Exercise requirements => Set down exactly the lines from the one containing "Extract all readable text from this page." through the last line of the records below, both included, and nothing else.

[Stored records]
>>>>>
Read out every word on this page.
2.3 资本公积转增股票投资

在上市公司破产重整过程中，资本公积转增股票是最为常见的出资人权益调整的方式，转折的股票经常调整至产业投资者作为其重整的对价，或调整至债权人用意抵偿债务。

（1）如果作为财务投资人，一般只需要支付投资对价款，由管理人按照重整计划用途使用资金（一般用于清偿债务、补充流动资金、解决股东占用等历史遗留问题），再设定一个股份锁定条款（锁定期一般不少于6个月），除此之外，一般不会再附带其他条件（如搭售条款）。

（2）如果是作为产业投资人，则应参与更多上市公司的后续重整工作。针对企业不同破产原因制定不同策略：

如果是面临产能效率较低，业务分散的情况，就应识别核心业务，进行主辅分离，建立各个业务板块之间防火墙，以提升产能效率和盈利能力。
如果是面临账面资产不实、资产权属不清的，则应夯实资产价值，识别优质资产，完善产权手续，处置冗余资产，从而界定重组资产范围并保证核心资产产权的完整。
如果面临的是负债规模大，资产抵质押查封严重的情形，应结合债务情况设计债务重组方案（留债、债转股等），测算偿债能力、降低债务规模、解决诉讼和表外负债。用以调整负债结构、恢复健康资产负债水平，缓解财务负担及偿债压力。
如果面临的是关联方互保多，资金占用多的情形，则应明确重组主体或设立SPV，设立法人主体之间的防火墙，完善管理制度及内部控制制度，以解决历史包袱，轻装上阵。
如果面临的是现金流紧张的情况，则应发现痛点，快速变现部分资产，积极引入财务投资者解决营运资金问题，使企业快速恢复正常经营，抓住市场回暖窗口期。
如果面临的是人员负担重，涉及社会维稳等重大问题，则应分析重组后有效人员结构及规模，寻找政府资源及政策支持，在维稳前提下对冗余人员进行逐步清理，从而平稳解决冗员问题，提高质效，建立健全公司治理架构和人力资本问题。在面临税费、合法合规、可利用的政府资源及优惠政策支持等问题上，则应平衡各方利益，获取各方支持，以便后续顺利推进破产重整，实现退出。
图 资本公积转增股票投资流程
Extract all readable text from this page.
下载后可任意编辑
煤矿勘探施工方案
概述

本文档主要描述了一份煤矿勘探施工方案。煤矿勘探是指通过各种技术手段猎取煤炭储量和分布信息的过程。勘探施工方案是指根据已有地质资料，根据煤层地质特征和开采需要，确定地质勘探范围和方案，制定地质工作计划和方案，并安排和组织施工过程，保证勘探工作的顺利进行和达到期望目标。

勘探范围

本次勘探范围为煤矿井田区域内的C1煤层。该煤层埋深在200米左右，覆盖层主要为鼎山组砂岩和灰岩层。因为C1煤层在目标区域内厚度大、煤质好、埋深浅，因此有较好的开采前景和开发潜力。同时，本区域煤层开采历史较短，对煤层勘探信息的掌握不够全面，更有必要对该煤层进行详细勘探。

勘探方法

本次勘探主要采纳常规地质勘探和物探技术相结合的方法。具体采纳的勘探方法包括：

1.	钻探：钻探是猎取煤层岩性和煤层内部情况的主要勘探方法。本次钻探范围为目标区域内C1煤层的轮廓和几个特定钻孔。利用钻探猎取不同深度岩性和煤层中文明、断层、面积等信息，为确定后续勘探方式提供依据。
<<<<<
Reply to the task =>
Extract all readable text from this page.
下载后可任意编辑
煤矿勘探施工方案
概述

本文档主要描述了一份煤矿勘探施工方案。煤矿勘探是指通过各种技术手段猎取煤炭储量和分布信息的过程。勘探施工方案是指根据已有地质资料，根据煤层地质特征和开采需要，确定地质勘探范围和方案，制定地质工作计划和方案，并安排和组织施工过程，保证勘探工作的顺利进行和达到期望目标。

勘探范围

本次勘探范围为煤矿井田区域内的C1煤层。该煤层埋深在200米左右，覆盖层主要为鼎山组砂岩和灰岩层。因为C1煤层在目标区域内厚度大、煤质好、埋深浅，因此有较好的开采前景和开发潜力。同时，本区域煤层开采历史较短，对煤层勘探信息的掌握不够全面，更有必要对该煤层进行详细勘探。

勘探方法

本次勘探主要采纳常规地质勘探和物探技术相结合的方法。具体采纳的勘探方法包括：

1.	钻探：钻探是猎取煤层岩性和煤层内部情况的主要勘探方法。本次钻探范围为目标区域内C1煤层的轮廓和几个特定钻孔。利用钻探猎取不同深度岩性和煤层中文明、断层、面积等信息，为确定后续勘探方式提供依据。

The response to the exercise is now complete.